--- START Dataset entries ---

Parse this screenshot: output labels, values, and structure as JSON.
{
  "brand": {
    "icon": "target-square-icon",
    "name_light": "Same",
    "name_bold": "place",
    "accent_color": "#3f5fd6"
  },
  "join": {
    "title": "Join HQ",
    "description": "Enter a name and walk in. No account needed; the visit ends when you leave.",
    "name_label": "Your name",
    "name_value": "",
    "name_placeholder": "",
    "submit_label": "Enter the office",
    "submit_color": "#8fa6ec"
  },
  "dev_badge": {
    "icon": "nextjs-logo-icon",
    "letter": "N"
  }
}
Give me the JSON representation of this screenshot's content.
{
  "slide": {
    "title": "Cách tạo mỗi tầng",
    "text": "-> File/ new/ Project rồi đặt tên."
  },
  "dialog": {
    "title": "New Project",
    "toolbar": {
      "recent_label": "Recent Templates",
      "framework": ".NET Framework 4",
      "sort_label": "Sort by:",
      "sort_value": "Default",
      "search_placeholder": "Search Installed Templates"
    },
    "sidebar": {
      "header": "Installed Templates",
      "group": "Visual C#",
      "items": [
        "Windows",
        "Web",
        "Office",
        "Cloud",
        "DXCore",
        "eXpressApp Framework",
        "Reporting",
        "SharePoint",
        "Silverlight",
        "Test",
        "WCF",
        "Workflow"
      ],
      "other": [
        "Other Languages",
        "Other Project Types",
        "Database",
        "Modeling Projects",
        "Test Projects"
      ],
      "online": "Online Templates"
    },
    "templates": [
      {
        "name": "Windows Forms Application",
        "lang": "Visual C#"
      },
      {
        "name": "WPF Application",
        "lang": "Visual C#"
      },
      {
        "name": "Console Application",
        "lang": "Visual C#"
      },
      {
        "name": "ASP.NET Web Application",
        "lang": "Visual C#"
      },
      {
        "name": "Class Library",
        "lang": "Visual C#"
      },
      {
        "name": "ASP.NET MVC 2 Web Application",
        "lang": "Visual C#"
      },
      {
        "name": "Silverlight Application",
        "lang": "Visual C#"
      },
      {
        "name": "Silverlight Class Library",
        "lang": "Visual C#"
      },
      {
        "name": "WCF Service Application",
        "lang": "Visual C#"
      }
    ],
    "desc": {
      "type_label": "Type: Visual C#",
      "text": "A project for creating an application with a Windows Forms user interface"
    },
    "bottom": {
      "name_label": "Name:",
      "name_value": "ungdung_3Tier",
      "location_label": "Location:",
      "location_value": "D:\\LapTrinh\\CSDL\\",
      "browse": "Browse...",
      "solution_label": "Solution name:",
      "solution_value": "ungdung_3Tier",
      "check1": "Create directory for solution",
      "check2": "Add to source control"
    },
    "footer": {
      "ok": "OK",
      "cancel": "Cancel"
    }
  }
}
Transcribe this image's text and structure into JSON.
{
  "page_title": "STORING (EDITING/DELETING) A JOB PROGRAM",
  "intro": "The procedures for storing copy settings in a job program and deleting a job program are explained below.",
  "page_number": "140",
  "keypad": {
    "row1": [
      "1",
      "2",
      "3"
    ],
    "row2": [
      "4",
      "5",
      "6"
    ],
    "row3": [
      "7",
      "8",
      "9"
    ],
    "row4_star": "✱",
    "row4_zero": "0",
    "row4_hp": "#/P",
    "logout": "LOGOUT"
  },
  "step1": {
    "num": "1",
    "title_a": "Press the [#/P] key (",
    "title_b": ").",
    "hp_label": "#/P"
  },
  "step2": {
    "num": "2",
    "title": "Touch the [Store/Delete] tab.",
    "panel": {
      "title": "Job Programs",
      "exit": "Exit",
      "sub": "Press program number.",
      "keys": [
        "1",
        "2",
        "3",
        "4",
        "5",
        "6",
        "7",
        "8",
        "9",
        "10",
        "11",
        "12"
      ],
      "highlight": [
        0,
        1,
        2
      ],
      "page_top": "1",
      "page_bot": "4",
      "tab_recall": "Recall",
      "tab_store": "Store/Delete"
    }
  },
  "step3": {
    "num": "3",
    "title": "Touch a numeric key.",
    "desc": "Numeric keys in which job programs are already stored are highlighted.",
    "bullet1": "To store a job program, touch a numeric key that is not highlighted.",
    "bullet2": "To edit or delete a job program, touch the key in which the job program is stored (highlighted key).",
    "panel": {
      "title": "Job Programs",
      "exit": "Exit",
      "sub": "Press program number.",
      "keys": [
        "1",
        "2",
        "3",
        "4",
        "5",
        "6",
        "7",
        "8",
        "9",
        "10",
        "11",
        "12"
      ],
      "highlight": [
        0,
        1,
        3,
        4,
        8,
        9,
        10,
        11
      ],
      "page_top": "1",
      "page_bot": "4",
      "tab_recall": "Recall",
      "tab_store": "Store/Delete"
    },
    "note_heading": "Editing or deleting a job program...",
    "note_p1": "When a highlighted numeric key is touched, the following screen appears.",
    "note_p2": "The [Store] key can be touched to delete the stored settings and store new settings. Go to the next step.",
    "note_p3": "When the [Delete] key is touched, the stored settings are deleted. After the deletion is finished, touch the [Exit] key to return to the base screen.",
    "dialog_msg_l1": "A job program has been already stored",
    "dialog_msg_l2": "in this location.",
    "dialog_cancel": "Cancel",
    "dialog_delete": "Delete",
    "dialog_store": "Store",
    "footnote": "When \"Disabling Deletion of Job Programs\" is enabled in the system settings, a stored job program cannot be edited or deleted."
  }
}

--- END Dataset entries ---

* Exercise prompt
Go through the entries above and count the lines containing the word "Enter"; give only that count.

* Written answer
2